» Figure contents as structured data
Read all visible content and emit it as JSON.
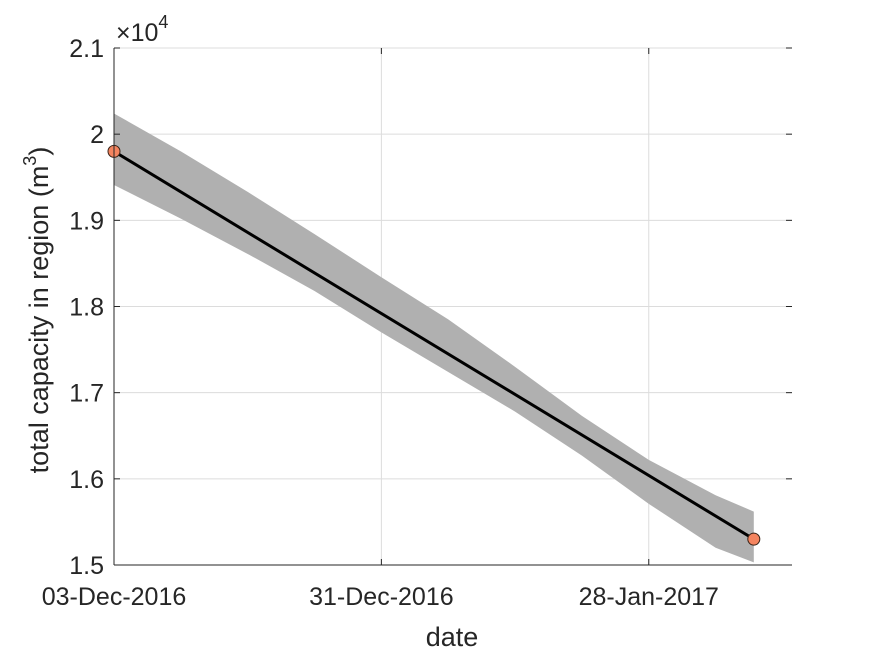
{
  "chart_data": {
    "type": "line",
    "title": "",
    "xlabel": "date",
    "ylabel": "total capacity in region (m",
    "ylabel_superscript": "3",
    "ylabel_suffix": ")",
    "y_exponent_label": {
      "base": "×10",
      "exp": "4"
    },
    "xlim": [
      "2016-12-03",
      "2017-02-12"
    ],
    "ylim": [
      15000,
      21000
    ],
    "x_ticks": [
      "03-Dec-2016",
      "31-Dec-2016",
      "28-Jan-2017"
    ],
    "y_ticks": [
      {
        "value": 15000,
        "label": "1.5"
      },
      {
        "value": 16000,
        "label": "1.6"
      },
      {
        "value": 17000,
        "label": "1.7"
      },
      {
        "value": 18000,
        "label": "1.8"
      },
      {
        "value": 19000,
        "label": "1.9"
      },
      {
        "value": 20000,
        "label": "2"
      },
      {
        "value": 21000,
        "label": "2.1"
      }
    ],
    "grid": true,
    "series": [
      {
        "style": "line",
        "color": "#000000",
        "x": [
          "2016-12-03",
          "2017-02-08"
        ],
        "y": [
          19800,
          15300
        ]
      },
      {
        "style": "band",
        "color": "#b0b0b0",
        "x": [
          "2016-12-03",
          "2016-12-10",
          "2016-12-17",
          "2016-12-24",
          "2016-12-31",
          "2017-01-07",
          "2017-01-14",
          "2017-01-21",
          "2017-01-28",
          "2017-02-04",
          "2017-02-08"
        ],
        "upper": [
          20240,
          19800,
          19330,
          18840,
          18340,
          17850,
          17300,
          16730,
          16220,
          15810,
          15620
        ],
        "lower": [
          19410,
          19020,
          18610,
          18180,
          17700,
          17240,
          16780,
          16270,
          15710,
          15200,
          15030
        ]
      },
      {
        "style": "markers",
        "color": "#f4845f",
        "x": [
          "2016-12-03",
          "2017-02-08"
        ],
        "y": [
          19800,
          15300
        ]
      }
    ]
  }
}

» What to work on
All records should be output exactly, with the pictures left out.

» Output for this exercise
Read all visible content and emit it as JSON.
{
  "chart_data": {
    "type": "line",
    "title": "",
    "xlabel": "date",
    "ylabel": "total capacity in region (m",
    "ylabel_superscript": "3",
    "ylabel_suffix": ")",
    "y_exponent_label": {
      "base": "×10",
      "exp": "4"
    },
    "xlim": [
      "2016-12-03",
      "2017-02-12"
    ],
    "ylim": [
      15000,
      21000
    ],
    "x_ticks": [
      "03-Dec-2016",
      "31-Dec-2016",
      "28-Jan-2017"
    ],
    "y_ticks": [
      {
        "value": 15000,
        "label": "1.5"
      },
      {
        "value": 16000,
        "label": "1.6"
      },
      {
        "value": 17000,
        "label": "1.7"
      },
      {
        "value": 18000,
        "label": "1.8"
      },
      {
        "value": 19000,
        "label": "1.9"
      },
      {
        "value": 20000,
        "label": "2"
      },
      {
        "value": 21000,
        "label": "2.1"
      }
    ],
    "grid": true,
    "series": [
      {
        "style": "line",
        "color": "#000000",
        "x": [
          "2016-12-03",
          "2017-02-08"
        ],
        "y": [
          19800,
          15300
        ]
      },
      {
        "style": "band",
        "color": "#b0b0b0",
        "x": [
          "2016-12-03",
          "2016-12-10",
          "2016-12-17",
          "2016-12-24",
          "2016-12-31",
          "2017-01-07",
          "2017-01-14",
          "2017-01-21",
          "2017-01-28",
          "2017-02-04",
          "2017-02-08"
        ],
        "upper": [
          20240,
          19800,
          19330,
          18840,
          18340,
          17850,
          17300,
          16730,
          16220,
          15810,
          15620
        ],
        "lower": [
          19410,
          19020,
          18610,
          18180,
          17700,
          17240,
          16780,
          16270,
          15710,
          15200,
          15030
        ]
      },
      {
        "style": "markers",
        "color": "#f4845f",
        "x": [
          "2016-12-03",
          "2017-02-08"
        ],
        "y": [
          19800,
          15300
        ]
      }
    ]
  }
}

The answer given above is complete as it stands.